== TASK TO CARRY OUT ==
Pick up the article on the FictionJunction Yuuka single "Hitomi no Kakera" after its final line and continue writing it.

== TEXT UNDER STUDY ==
Single by FictionJunction Yuuka

from the album Destination
- B-side: "nowhere"
- Released: May 8, 2004 (JP)
- Recorded: 2004
- Genre: Japanese Pop
- Length: 15:37
- Label: Victor Entertainment VICL-35627 (Japan, CD)
- Songwriter(s): Yuki Kajiura
- Producer(s): Victor Entertainment

FictionJunction Yuuka singles chronology
|  | "Hitomi no Kakera" (2004) | "Inside Your Heart" (2004) |

= Hitomi no Kakera =

"Hitomi no Kakera" (瞳の欠片, Fragments of a Gaze) is the debut single of J-pop duo FictionJunction Yuuka, from their debut album Destination. It was composed by Yuki Kajiura and released on May 8, 2004. The single debuted at #22 on the Oricon Weekly Charts and had 20 weeks on chart. Both Hitomi no Kakera and its B-side, nowhere, featured in the Bee Train anime series Madlax.

== Track listing ==
1. Hitomi no Kakera (瞳の欠片, Fragments of a Gaze)
2. nowhere
3. Hitomi no Kakera (original karaoke) (瞳の欠片（オリジナル・カラオケ)

== DATASET ==
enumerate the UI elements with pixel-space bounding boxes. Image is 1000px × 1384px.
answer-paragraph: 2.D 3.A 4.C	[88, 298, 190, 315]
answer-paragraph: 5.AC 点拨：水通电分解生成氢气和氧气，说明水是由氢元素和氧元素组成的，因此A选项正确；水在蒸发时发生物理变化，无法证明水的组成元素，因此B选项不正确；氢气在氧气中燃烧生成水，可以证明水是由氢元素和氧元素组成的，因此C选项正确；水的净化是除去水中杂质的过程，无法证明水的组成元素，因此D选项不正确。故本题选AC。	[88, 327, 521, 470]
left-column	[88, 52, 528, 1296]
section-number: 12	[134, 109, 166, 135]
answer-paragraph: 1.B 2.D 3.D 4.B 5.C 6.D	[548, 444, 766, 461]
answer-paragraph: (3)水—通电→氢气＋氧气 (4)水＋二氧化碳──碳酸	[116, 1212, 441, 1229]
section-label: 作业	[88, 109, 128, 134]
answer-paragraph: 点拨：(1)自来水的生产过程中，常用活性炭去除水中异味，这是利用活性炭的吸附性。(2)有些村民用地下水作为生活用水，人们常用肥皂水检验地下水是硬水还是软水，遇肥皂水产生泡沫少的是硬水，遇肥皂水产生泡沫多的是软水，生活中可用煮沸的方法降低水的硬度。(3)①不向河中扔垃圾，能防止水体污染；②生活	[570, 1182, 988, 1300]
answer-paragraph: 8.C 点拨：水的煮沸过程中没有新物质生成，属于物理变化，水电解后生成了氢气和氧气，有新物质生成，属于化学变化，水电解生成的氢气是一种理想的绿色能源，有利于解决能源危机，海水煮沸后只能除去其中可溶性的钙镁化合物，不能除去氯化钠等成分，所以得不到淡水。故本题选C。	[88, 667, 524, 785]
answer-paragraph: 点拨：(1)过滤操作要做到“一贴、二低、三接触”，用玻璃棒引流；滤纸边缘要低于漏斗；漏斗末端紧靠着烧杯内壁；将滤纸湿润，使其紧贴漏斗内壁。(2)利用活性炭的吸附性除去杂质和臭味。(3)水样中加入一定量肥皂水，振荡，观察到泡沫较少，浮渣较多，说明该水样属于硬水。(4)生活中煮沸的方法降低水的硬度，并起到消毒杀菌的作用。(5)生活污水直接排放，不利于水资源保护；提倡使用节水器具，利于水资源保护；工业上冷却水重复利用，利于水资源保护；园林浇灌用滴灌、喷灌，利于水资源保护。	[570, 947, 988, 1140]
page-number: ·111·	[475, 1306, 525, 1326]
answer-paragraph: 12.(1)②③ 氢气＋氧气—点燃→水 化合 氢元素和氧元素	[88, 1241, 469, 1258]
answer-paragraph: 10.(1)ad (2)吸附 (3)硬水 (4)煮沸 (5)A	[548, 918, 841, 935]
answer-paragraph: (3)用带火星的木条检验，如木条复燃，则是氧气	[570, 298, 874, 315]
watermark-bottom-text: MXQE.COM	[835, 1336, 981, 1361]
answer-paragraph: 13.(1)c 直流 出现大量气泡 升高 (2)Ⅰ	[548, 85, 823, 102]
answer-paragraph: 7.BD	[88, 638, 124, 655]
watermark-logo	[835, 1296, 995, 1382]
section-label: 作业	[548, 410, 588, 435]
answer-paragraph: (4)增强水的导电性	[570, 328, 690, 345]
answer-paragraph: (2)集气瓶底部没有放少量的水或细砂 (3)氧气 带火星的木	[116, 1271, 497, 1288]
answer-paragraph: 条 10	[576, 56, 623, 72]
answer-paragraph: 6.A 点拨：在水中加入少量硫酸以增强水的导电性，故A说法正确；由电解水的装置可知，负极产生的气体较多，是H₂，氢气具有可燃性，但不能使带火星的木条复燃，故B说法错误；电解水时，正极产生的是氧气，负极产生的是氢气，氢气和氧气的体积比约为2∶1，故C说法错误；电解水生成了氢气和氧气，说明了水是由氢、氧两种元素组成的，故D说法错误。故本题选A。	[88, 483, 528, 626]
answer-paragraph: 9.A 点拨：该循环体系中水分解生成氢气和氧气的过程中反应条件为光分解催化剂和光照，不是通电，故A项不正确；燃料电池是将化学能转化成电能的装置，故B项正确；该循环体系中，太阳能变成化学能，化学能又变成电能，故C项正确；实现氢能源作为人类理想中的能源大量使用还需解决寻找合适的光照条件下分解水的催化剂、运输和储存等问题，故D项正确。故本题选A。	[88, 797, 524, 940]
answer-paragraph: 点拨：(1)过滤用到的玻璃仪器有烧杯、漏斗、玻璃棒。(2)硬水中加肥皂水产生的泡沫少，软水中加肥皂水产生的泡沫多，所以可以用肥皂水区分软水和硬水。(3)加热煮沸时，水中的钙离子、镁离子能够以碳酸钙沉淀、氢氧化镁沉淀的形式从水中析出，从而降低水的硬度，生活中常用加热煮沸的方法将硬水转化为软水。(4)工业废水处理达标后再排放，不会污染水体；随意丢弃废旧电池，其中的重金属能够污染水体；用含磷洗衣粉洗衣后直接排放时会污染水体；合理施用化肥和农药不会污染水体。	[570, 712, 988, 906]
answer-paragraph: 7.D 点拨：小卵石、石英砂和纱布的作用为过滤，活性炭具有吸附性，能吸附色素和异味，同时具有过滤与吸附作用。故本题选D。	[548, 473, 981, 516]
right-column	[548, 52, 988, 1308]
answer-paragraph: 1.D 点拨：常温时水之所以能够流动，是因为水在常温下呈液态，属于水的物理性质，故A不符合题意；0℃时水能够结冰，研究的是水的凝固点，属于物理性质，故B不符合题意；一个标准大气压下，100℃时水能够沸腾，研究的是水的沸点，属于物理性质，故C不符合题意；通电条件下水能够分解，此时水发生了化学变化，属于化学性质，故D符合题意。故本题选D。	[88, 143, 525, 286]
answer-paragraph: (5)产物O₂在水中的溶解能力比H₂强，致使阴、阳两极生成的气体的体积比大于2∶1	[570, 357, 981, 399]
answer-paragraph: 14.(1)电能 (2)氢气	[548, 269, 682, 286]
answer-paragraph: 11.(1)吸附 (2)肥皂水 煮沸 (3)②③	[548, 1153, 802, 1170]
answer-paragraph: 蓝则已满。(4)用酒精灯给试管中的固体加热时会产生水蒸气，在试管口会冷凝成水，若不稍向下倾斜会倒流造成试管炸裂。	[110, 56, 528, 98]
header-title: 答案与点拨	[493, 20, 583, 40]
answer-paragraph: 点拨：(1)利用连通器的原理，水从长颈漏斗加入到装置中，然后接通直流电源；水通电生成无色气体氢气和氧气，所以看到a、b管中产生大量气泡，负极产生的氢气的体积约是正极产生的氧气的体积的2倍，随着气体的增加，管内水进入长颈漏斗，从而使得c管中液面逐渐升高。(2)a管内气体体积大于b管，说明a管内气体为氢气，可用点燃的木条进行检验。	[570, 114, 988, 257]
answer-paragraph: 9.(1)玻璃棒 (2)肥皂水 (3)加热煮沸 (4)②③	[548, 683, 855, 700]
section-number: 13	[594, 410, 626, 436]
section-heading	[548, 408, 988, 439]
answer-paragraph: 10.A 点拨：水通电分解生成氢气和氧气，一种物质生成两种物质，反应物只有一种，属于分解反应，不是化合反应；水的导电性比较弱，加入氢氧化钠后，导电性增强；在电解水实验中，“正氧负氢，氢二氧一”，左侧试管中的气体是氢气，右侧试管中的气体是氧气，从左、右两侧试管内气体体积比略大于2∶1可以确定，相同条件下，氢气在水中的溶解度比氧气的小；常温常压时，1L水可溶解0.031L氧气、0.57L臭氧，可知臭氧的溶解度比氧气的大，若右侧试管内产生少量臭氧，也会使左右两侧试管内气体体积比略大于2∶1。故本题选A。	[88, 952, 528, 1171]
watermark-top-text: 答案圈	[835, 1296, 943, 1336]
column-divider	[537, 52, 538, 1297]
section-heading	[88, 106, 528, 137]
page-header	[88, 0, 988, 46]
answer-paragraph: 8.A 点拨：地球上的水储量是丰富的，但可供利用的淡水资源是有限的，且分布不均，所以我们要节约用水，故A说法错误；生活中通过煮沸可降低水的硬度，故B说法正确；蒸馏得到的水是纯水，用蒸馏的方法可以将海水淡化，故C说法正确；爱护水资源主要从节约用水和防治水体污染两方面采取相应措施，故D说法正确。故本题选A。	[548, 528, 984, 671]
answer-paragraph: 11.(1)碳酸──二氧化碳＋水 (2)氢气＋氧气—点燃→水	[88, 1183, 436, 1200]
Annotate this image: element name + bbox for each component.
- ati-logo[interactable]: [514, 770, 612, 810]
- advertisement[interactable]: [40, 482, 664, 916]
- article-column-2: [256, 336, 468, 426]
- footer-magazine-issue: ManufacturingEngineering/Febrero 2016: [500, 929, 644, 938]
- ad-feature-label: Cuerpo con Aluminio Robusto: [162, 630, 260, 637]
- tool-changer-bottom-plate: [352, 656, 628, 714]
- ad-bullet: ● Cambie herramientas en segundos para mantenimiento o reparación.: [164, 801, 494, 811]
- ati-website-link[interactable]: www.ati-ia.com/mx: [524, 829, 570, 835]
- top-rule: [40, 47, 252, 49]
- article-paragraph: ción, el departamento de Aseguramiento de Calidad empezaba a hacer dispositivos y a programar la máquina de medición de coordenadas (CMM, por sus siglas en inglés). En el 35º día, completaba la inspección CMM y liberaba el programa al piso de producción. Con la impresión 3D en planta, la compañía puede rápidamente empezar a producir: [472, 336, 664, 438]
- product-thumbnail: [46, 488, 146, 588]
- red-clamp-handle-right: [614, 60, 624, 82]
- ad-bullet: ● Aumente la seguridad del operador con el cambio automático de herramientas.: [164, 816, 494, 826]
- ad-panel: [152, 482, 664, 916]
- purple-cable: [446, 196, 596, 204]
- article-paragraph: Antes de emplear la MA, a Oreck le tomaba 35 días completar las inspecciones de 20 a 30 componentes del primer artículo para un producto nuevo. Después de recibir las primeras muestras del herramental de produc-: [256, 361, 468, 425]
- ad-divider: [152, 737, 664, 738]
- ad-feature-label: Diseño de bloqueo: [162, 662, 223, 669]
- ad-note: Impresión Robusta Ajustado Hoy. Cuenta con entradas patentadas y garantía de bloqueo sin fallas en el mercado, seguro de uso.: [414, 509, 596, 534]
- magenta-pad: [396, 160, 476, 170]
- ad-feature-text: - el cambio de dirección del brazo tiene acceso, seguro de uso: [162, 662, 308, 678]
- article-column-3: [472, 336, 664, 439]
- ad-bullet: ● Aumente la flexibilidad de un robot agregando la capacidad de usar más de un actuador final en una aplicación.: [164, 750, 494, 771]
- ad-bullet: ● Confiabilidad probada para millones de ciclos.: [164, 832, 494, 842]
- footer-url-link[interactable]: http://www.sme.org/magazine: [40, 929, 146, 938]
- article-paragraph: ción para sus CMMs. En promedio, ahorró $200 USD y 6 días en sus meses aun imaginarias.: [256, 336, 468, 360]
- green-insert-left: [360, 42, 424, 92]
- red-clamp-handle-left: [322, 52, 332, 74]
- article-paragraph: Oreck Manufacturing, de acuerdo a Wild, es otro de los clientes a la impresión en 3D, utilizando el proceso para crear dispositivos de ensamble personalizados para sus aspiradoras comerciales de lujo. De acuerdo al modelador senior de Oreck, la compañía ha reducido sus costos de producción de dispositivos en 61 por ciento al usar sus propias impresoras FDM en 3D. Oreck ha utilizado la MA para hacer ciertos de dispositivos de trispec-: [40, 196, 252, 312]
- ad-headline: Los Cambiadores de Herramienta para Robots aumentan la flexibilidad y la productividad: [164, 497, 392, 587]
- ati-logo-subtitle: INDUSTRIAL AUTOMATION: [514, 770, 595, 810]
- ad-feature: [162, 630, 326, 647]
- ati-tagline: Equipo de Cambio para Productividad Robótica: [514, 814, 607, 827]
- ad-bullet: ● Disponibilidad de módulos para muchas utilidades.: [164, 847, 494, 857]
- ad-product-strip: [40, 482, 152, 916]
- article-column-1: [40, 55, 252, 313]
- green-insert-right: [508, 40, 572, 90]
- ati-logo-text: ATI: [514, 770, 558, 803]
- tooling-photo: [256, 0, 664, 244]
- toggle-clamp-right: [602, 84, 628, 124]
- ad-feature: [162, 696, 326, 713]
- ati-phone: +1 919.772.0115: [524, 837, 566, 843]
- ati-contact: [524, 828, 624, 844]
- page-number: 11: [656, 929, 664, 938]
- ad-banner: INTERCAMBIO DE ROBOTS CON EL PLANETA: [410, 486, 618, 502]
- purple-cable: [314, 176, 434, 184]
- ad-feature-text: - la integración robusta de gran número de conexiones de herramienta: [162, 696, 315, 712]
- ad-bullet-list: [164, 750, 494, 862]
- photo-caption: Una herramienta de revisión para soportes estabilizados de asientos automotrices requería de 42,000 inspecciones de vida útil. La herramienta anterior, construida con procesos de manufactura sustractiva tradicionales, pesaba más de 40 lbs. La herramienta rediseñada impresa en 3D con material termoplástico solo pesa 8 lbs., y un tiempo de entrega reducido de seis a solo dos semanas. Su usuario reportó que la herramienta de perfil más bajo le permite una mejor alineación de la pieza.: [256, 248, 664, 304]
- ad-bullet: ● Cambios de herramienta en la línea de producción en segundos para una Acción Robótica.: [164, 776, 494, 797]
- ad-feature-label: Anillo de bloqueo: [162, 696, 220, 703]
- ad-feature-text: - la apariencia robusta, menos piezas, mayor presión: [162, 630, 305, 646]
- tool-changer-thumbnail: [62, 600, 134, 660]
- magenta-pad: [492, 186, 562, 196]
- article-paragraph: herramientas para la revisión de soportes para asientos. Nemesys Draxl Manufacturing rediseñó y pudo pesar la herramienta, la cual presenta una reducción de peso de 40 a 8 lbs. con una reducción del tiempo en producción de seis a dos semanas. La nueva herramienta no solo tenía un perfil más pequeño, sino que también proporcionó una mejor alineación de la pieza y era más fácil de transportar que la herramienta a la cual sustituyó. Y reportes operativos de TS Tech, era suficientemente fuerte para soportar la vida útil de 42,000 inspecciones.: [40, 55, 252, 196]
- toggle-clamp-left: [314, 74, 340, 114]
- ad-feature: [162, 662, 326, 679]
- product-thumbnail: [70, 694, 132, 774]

== RESULT FOR THIS EXERCISE ==
4. nowhere (original karaoke) (nowhere（オリジナル・カラオケ)

== Madlax Soundtrack ==
Hitomi no Kakera was originally composed by FictionJunction Yuuka as a theme song for the anime Madlax. The song originally featured on the OST for the series before it was released as a single, which gained the band significant fame on the J-pop scene. Both Hitomi no Kakera and its B-side track nowhere were used throughout the anime, Hitomi no Kakera being opening theme for the series, and nowhere being used mainly during the fights and action scenes. Both songs feature on the series' OST as well as on FictionJunction Yuuka's album.